Given instruction:
Using the records provided below, locate and copy each line that contains the word "Configuration".
--- start of Data records ---
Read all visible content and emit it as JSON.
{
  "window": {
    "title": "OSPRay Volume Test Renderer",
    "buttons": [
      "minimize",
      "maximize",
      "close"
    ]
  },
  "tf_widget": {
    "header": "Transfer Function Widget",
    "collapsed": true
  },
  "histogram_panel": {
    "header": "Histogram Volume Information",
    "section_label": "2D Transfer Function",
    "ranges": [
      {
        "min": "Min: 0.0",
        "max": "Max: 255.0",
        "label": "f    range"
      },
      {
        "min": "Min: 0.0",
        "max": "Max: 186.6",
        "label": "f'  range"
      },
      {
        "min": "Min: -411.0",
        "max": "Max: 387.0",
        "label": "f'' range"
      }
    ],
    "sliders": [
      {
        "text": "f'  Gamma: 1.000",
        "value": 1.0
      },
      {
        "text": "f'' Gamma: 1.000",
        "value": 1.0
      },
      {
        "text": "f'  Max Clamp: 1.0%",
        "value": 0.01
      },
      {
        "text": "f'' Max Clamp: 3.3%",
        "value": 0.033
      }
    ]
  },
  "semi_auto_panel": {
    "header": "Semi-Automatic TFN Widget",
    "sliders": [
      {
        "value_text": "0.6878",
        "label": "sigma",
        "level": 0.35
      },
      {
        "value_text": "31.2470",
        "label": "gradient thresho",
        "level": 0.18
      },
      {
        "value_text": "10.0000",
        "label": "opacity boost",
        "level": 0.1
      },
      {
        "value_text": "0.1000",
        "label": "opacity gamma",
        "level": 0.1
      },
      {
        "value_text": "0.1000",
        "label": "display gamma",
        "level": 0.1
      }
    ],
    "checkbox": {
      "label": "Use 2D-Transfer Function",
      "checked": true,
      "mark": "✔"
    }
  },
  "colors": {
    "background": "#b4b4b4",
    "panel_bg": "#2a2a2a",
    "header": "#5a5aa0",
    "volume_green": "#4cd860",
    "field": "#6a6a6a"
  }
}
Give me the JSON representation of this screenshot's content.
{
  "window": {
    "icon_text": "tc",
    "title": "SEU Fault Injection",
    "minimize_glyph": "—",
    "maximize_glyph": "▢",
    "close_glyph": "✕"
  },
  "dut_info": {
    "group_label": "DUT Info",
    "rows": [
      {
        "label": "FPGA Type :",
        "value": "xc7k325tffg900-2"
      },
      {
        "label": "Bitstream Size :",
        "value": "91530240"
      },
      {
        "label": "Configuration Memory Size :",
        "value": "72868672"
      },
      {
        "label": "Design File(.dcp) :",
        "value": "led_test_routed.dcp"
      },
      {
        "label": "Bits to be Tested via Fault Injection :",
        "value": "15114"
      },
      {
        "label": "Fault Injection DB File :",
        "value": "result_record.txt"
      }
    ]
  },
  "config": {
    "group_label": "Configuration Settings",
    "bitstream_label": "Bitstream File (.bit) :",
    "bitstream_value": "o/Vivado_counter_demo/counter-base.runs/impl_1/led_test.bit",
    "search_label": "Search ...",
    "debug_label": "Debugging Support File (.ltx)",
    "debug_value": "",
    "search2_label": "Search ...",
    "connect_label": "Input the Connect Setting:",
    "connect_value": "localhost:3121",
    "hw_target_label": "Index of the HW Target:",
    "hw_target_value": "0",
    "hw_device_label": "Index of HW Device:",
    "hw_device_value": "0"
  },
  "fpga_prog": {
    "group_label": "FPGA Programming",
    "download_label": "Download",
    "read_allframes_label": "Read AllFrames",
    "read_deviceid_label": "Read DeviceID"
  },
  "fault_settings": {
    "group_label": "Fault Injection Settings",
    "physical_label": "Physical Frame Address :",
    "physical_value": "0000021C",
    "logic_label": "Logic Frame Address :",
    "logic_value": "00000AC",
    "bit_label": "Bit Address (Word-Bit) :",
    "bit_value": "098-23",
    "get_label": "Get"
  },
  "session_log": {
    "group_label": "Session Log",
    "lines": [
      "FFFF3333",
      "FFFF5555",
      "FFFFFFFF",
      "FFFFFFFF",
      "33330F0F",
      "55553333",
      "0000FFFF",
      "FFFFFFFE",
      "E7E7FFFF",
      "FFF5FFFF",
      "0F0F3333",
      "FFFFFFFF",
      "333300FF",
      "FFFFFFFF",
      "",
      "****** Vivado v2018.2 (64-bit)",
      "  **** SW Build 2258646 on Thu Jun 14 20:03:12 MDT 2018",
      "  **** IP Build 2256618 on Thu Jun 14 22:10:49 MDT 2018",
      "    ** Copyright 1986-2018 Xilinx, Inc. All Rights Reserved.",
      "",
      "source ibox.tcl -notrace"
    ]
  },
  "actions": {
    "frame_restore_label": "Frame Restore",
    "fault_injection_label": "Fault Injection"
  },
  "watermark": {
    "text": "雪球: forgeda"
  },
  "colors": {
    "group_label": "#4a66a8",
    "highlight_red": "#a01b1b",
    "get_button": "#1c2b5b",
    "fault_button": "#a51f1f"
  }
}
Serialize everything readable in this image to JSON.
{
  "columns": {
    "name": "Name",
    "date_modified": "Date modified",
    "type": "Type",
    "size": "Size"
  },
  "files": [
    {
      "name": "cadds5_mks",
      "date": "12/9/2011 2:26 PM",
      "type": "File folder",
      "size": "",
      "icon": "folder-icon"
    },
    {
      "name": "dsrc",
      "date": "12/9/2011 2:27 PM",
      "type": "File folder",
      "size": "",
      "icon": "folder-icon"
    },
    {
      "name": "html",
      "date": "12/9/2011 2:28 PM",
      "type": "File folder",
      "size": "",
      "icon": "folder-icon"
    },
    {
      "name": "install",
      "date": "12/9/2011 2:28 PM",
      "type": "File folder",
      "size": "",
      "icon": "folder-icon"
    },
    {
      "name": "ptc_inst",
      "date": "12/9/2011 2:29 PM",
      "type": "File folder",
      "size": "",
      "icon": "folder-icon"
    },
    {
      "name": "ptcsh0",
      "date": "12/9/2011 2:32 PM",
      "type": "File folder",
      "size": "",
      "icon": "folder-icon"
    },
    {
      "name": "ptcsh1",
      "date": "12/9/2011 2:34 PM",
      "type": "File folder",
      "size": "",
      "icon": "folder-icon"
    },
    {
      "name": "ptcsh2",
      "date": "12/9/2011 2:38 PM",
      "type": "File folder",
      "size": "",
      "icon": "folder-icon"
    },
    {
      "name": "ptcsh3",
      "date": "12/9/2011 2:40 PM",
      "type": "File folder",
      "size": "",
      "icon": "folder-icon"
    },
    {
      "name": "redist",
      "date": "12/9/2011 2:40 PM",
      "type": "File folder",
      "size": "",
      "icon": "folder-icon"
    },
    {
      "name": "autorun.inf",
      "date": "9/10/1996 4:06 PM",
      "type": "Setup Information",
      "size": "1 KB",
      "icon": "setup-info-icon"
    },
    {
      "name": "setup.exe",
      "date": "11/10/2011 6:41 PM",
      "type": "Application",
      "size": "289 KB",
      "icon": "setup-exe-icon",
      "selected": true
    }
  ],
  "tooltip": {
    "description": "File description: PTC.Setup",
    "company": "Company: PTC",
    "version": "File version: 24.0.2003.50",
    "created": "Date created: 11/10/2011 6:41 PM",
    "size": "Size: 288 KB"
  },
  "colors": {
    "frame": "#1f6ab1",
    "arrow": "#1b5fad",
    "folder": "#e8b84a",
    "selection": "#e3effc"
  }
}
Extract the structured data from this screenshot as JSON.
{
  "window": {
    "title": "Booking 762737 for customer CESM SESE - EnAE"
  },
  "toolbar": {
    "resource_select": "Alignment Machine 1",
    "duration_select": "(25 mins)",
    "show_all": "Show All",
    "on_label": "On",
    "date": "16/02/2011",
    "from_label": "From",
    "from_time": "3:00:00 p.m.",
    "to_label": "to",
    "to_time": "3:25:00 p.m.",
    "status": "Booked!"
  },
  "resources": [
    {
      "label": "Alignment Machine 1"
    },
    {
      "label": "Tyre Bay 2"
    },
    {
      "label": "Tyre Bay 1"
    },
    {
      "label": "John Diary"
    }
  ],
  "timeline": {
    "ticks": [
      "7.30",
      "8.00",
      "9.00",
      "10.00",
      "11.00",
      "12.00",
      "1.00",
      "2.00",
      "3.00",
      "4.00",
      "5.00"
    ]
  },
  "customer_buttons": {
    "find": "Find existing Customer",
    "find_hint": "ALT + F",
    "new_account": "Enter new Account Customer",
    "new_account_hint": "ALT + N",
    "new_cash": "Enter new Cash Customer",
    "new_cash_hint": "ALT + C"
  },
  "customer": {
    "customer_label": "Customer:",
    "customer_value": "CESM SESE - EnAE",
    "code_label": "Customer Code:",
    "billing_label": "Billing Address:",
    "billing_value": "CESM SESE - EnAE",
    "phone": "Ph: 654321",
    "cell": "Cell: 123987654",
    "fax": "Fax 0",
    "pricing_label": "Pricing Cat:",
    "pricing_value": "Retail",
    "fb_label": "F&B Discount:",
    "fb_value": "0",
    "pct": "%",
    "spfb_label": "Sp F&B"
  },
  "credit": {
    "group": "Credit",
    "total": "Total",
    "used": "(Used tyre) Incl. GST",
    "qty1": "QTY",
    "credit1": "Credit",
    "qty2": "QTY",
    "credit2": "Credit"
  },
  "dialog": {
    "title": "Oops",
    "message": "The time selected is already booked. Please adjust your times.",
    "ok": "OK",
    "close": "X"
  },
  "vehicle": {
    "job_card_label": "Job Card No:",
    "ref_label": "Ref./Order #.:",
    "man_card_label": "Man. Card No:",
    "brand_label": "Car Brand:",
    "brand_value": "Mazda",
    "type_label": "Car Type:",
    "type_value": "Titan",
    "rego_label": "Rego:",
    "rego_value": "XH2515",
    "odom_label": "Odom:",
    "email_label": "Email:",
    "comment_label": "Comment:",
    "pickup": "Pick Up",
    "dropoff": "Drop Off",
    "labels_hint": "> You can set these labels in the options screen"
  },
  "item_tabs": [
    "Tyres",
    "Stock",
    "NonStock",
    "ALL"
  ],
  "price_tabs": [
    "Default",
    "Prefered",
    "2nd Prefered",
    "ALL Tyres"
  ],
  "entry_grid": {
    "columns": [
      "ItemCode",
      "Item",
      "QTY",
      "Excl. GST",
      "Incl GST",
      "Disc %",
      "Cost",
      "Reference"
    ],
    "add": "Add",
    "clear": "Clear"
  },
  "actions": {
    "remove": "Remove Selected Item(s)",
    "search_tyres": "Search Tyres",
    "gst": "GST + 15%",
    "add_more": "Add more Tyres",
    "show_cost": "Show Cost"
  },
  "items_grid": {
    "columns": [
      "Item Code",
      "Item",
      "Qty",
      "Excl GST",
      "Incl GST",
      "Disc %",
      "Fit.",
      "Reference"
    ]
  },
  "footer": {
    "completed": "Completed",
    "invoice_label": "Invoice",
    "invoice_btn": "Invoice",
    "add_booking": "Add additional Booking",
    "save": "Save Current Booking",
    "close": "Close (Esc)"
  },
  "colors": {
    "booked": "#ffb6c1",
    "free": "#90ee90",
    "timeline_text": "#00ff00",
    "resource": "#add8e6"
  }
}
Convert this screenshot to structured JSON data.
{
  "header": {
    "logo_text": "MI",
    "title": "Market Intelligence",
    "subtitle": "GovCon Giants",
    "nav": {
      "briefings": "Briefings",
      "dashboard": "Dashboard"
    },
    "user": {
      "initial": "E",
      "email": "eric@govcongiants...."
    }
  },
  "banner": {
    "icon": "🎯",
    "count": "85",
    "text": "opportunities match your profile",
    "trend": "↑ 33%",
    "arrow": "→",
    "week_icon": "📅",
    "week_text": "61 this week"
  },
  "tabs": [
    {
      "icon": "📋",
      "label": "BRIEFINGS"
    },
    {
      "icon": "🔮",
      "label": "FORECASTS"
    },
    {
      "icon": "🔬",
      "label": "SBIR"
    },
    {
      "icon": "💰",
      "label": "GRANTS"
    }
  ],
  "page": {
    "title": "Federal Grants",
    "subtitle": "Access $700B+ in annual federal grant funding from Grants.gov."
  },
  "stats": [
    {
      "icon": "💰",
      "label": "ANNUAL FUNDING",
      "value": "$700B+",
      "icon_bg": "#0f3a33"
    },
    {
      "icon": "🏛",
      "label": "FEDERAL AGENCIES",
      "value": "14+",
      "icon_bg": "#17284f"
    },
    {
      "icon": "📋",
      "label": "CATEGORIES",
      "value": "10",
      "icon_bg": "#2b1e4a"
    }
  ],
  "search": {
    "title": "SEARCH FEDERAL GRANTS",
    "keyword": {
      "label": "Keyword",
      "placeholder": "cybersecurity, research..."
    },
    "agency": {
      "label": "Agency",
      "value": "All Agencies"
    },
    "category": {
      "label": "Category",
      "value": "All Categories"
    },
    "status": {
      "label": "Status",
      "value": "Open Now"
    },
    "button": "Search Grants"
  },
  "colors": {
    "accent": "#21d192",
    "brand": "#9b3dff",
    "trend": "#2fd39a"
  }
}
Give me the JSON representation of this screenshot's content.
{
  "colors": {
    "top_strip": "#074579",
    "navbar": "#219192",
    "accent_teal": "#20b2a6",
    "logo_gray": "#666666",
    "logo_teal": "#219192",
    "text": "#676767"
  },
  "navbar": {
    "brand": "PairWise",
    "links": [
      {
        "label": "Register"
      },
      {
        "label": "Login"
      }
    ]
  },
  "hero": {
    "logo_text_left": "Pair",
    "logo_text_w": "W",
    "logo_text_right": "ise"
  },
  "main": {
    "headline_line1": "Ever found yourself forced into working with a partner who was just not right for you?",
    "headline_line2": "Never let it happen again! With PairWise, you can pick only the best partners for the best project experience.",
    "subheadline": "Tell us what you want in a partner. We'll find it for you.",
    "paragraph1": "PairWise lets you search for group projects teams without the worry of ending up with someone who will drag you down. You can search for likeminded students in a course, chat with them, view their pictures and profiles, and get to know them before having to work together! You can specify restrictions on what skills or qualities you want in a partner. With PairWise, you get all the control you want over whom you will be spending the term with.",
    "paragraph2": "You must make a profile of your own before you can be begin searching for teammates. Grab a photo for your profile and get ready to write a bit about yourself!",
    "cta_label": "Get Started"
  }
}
--- end of Data records ---
Task solution:
        "label": "Configuration Memory Size :",
    "group_label": "Configuration Settings",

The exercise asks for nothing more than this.